[Records that describe figures]
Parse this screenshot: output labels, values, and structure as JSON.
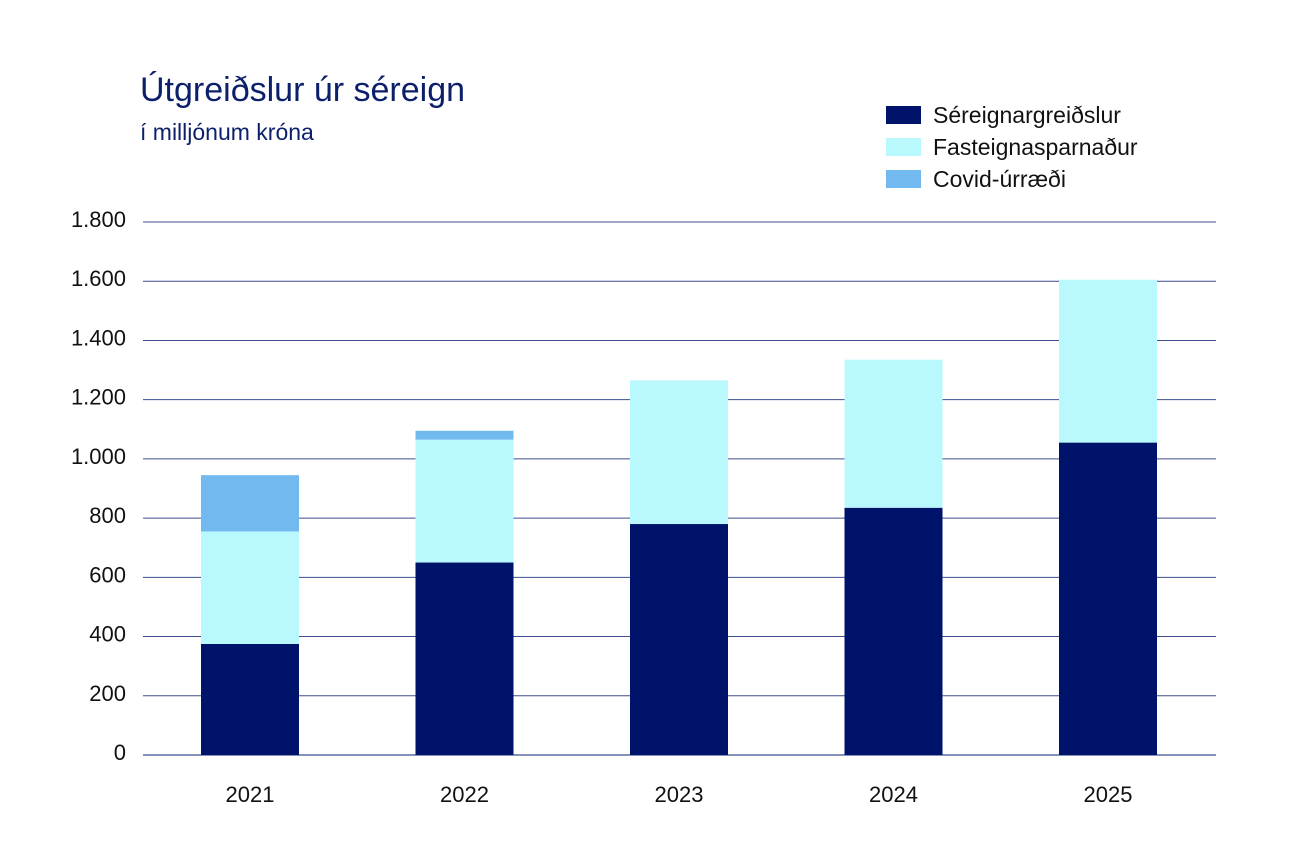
{
  "chart_data": {
    "type": "bar",
    "stacked": true,
    "title": "Útgreiðslur úr séreign",
    "subtitle": "í milljónum króna",
    "categories": [
      "2021",
      "2022",
      "2023",
      "2024",
      "2025"
    ],
    "series": [
      {
        "name": "Séreignargreiðslur",
        "color": "#00136b",
        "values": [
          375,
          650,
          780,
          835,
          1055
        ]
      },
      {
        "name": "Fasteignasparnaður",
        "color": "#b9f8fc",
        "values": [
          380,
          415,
          485,
          500,
          550
        ]
      },
      {
        "name": "Covid-úrræði",
        "color": "#72b9f0",
        "values": [
          190,
          30,
          0,
          0,
          0
        ]
      }
    ],
    "ylim": [
      0,
      1800
    ],
    "yticks": [
      0,
      200,
      400,
      600,
      800,
      1000,
      1200,
      1400,
      1600,
      1800
    ],
    "ytick_labels": [
      "0",
      "200",
      "400",
      "600",
      "800",
      "1.000",
      "1.200",
      "1.400",
      "1.600",
      "1.800"
    ],
    "grid": true,
    "legend_position": "top-right",
    "xlabel": "",
    "ylabel": ""
  }
}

Aim: Copy every line of the records above that contains "color".

Task answer:
        "color": "#00136b",
        "color": "#b9f8fc",
        "color": "#72b9f0",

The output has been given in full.